# [What to produce]
From the line containing "Read this page and output its text content." down to the last line of the listing, quote everything word for word, and nothing else, keeping pictures out.

::: Supplied material

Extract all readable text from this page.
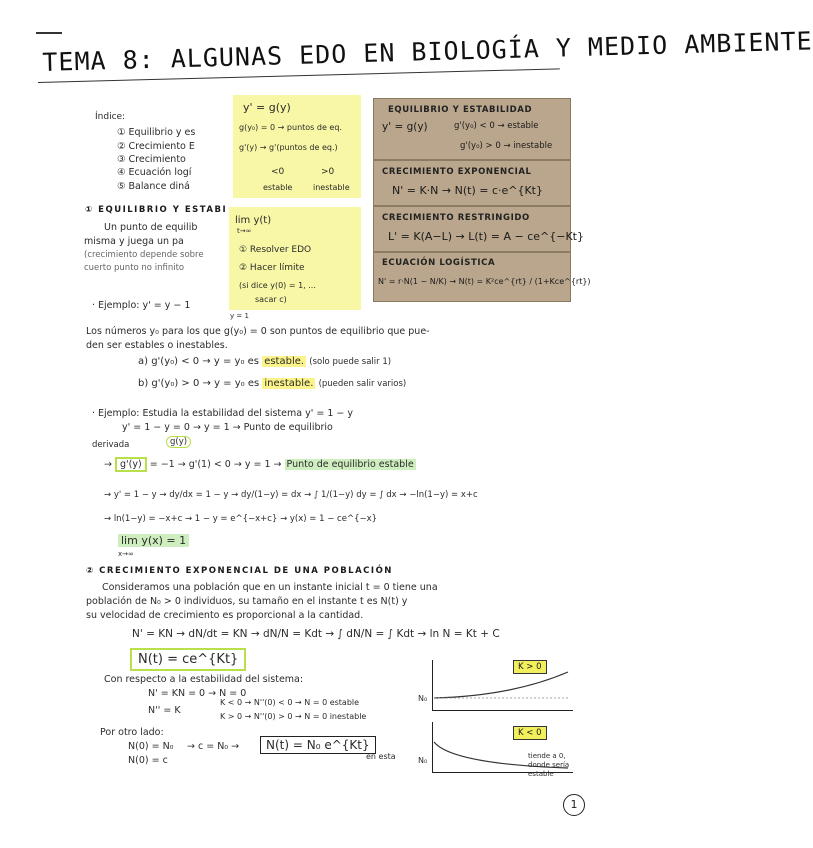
TEMA 8: ALGUNAS EDO EN BIOLOGÍA Y MEDIO AMBIENTE
Índice:
① Equilibrio y es
② Crecimiento E
③ Crecimiento
④ Ecuación logí
⑤ Balance diná
y' = g(y)
g(y₀) = 0 → puntos de eq.
g'(y) → g'(puntos de eq.)
<0	>0
estable	inestable
lim y(t)
t→∞
① Resolver EDO
② Hacer límite
(si dice y(0) = 1, ...
sacar c)
EQUILIBRIO Y ESTABILIDAD
y' = g(y)	g'(y₀) < 0 → estable
g'(y₀) > 0 → inestable
CRECIMIENTO EXPONENCIAL
N' = K·N → N(t) = c·e^{Kt}
CRECIMIENTO RESTRINGIDO
L' = K(A−L) → L(t) = A − ce^{−Kt}
ECUACIÓN LOGÍSTICA
N' = r·N(1 − N/K) → N(t) = K²ce^{rt} / (1+Kce^{rt})
① EQUILIBRIO Y ESTABI
Un punto de equilib
misma y juega un pa
(crecimiento depende sobre
cuerto punto no infinito
· Ejemplo: y' = y − 1
y = 1
Los números y₀ para los que g(y₀) = 0 son puntos de equilibrio que pue-
den ser estables o inestables.
a) g'(y₀) < 0 → y = y₀ es estable. (solo puede salir 1)
b) g'(y₀) > 0 → y = y₀ es inestable. (pueden salir varios)
· Ejemplo: Estudia la estabilidad del sistema y' = 1 − y
y' = 1 − y = 0 → y = 1 → Punto de equilibrio
g(y)
derivada
→ g'(y) = −1 → g'(1) < 0 → y = 1 → Punto de equilibrio estable
→ y' = 1 − y → dy/dx = 1 − y → dy/(1−y) = dx → ∫ 1/(1−y) dy = ∫ dx → −ln(1−y) = x+c
→ ln(1−y) = −x+c → 1 − y = e^{−x+c} → y(x) = 1 − ce^{−x}
lim y(x) = 1
x→∞
② CRECIMIENTO EXPONENCIAL DE UNA POBLACIÓN
Consideramos una población que en un instante inicial t = 0 tiene una
población de N₀ > 0 individuos, su tamaño en el instante t es N(t) y
su velocidad de crecimiento es proporcional a la cantidad.
N' = KN → dN/dt = KN → dN/N = Kdt → ∫ dN/N = ∫ Kdt → ln N = Kt + C
N(t) = ce^{Kt}
Con respecto a la estabilidad del sistema:
N' = KN = 0 → N = 0
N'' = K
K < 0 → N''(0) < 0 → N = 0 estable
K > 0 → N''(0) > 0 → N = 0 inestable
Por otro lado:
N(0) = N₀
N(0) = c
→ c = N₀ →	N(t) = N₀ e^{Kt}
K > 0
N₀
K < 0
N₀
en esta	tiende a 0, donde sería estable
1
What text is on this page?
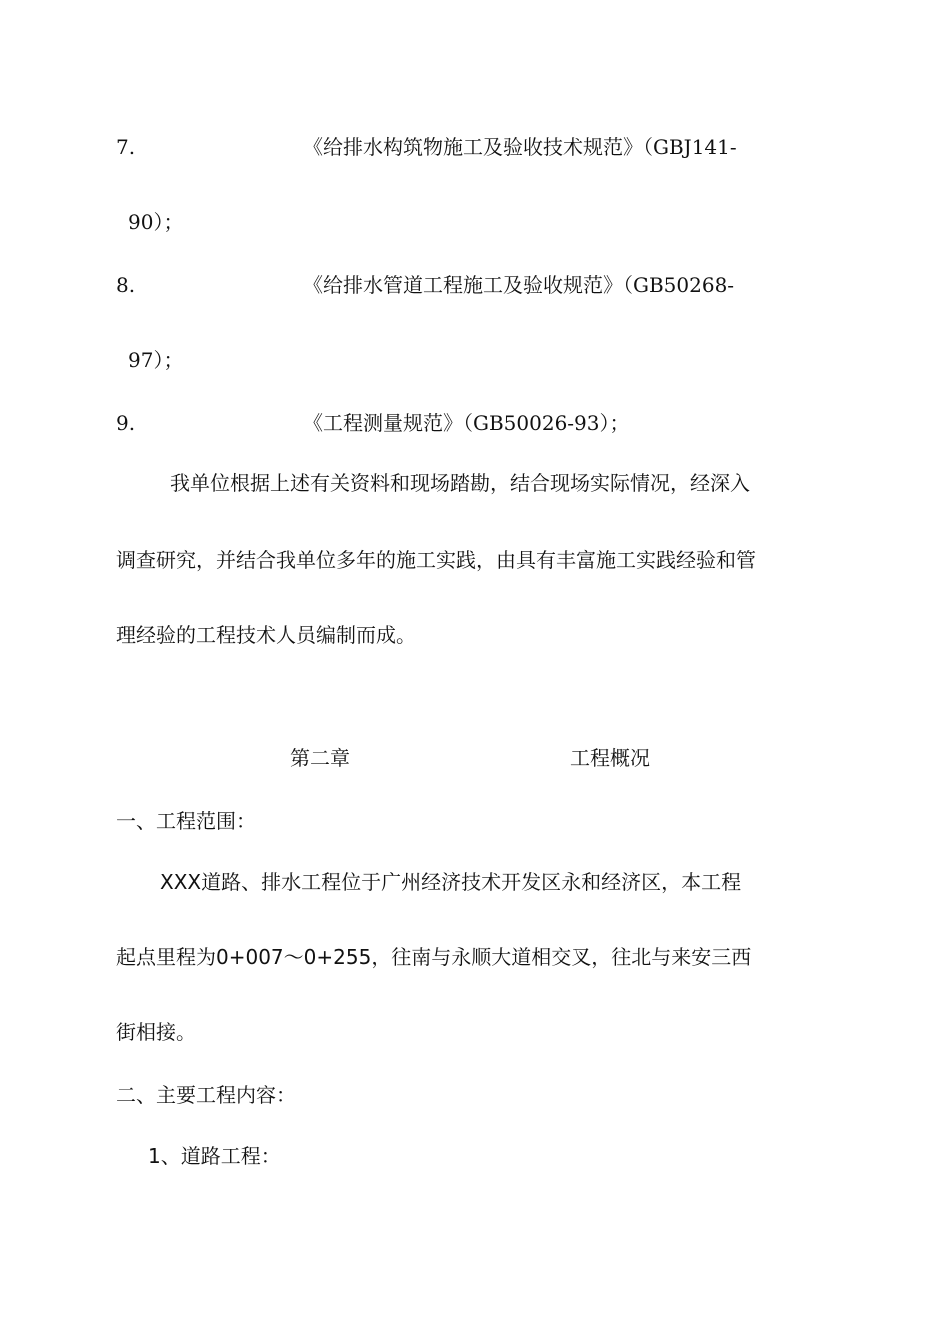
7.	《给排水构筑物施工及验收技术规范》（GBJ141-
90）；
8.	《给排水管道工程施工及验收规范》（GB50268-
97）；
9.	《工程测量规范》（GB50026-93）；
我单位根据上述有关资料和现场踏勘，结合现场实际情况，经深入
调查研究，并结合我单位多年的施工实践，由具有丰富施工实践经验和管
理经验的工程技术人员编制而成。
第二章	工程概况
一、工程范围：
XXX道路、排水工程位于广州经济技术开发区永和经济区，本工程
起点里程为0+007～0+255，往南与永顺大道相交叉，往北与来安三西
街相接。
二、主要工程内容：
1、道路工程：
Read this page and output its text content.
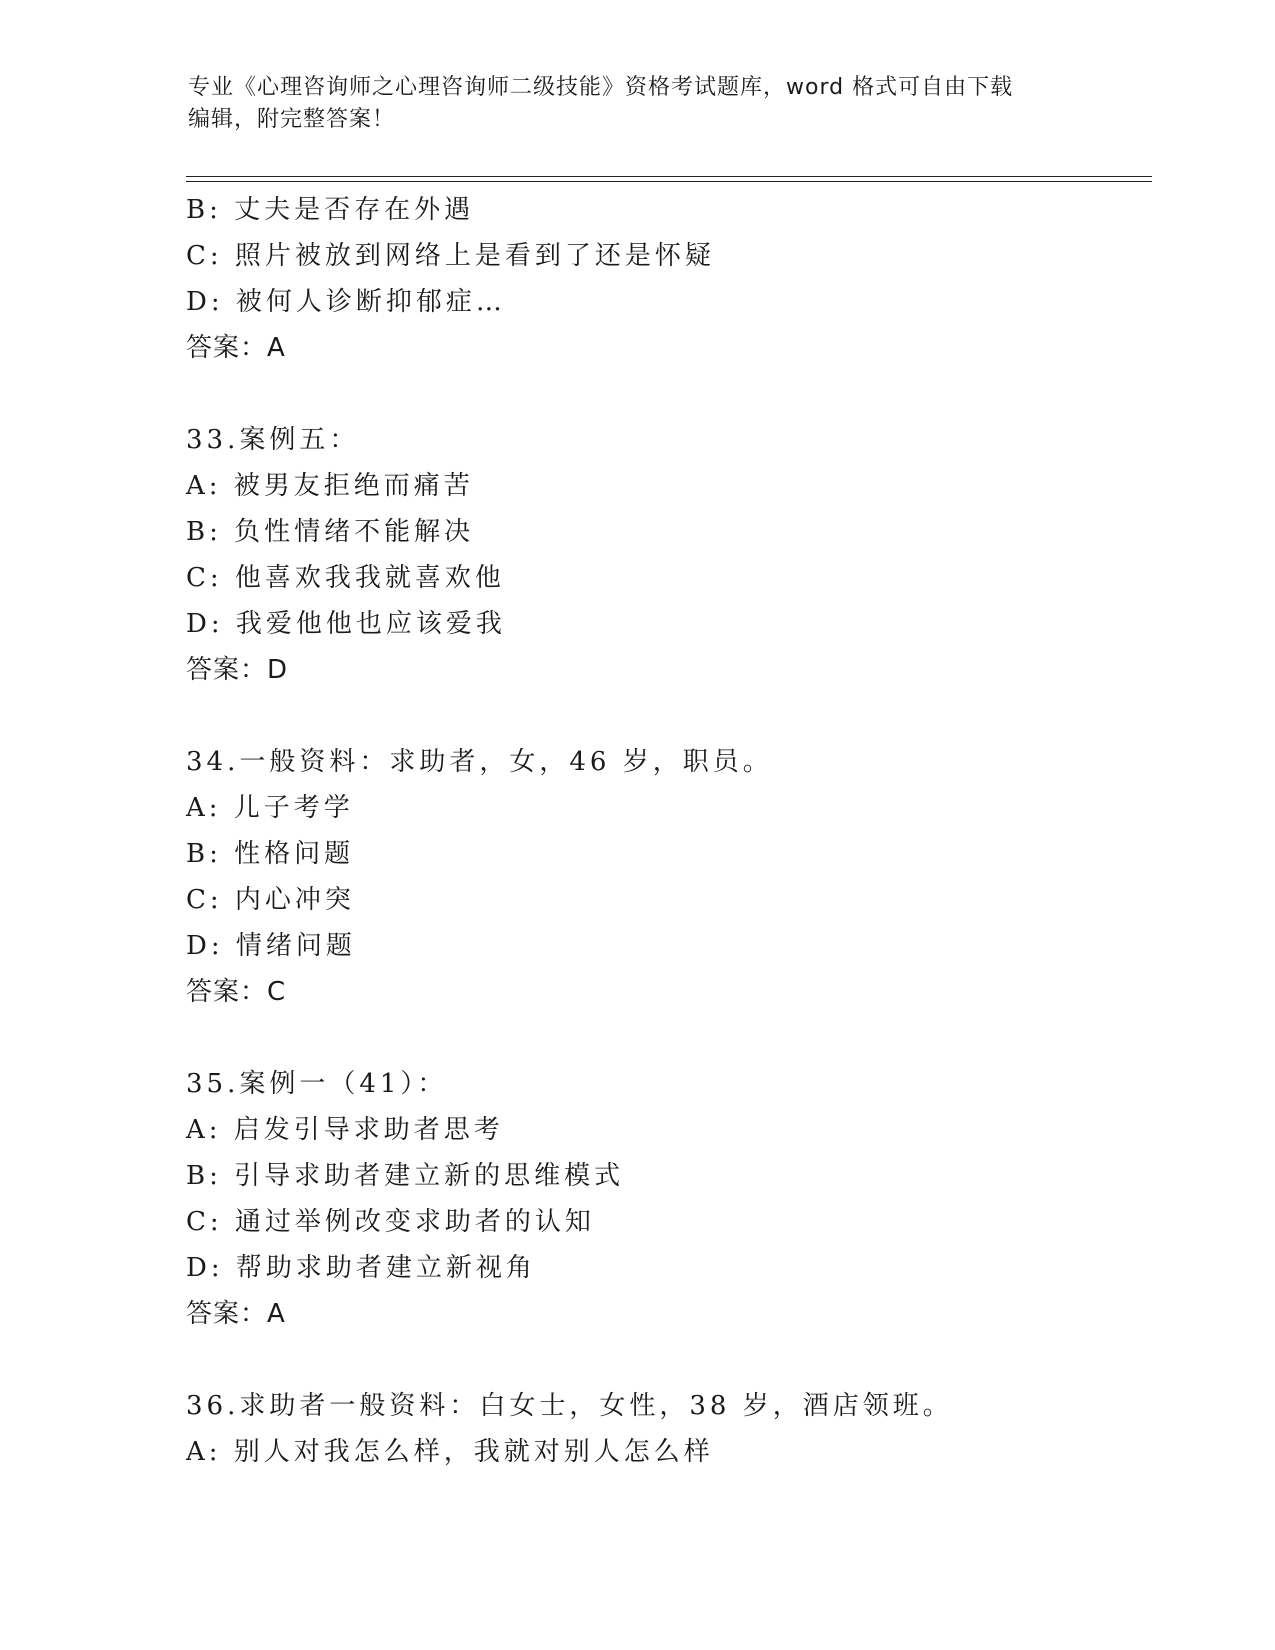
专业《心理咨询师之心理咨询师二级技能》资格考试题库，word 格式可自由下载
编辑，附完整答案！
B: 丈夫是否存在外遇
C: 照片被放到网络上是看到了还是怀疑
D: 被何人诊断抑郁症…
答案：A
33.案例五：
A: 被男友拒绝而痛苦
B: 负性情绪不能解决
C: 他喜欢我我就喜欢他
D: 我爱他他也应该爱我
答案：D
34.一般资料：求助者，女，46 岁，职员。
A: 儿子考学
B: 性格问题
C: 内心冲突
D: 情绪问题
答案：C
35.案例一（41）：
A: 启发引导求助者思考
B: 引导求助者建立新的思维模式
C: 通过举例改变求助者的认知
D: 帮助求助者建立新视角
答案：A
36.求助者一般资料：白女士，女性，38 岁，酒店领班。
A: 别人对我怎么样，我就对别人怎么样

::::::

# [Answer]
Read this page and output its text content.
专业《心理咨询师之心理咨询师二级技能》资格考试题库，word 格式可自由下载
编辑，附完整答案！
B: 丈夫是否存在外遇
C: 照片被放到网络上是看到了还是怀疑
D: 被何人诊断抑郁症…
答案：A
33.案例五：
A: 被男友拒绝而痛苦
B: 负性情绪不能解决
C: 他喜欢我我就喜欢他
D: 我爱他他也应该爱我
答案：D
34.一般资料：求助者，女，46 岁，职员。
A: 儿子考学
B: 性格问题
C: 内心冲突
D: 情绪问题
答案：C
35.案例一（41）：
A: 启发引导求助者思考
B: 引导求助者建立新的思维模式
C: 通过举例改变求助者的认知
D: 帮助求助者建立新视角
答案：A
36.求助者一般资料：白女士，女性，38 岁，酒店领班。
A: 别人对我怎么样，我就对别人怎么样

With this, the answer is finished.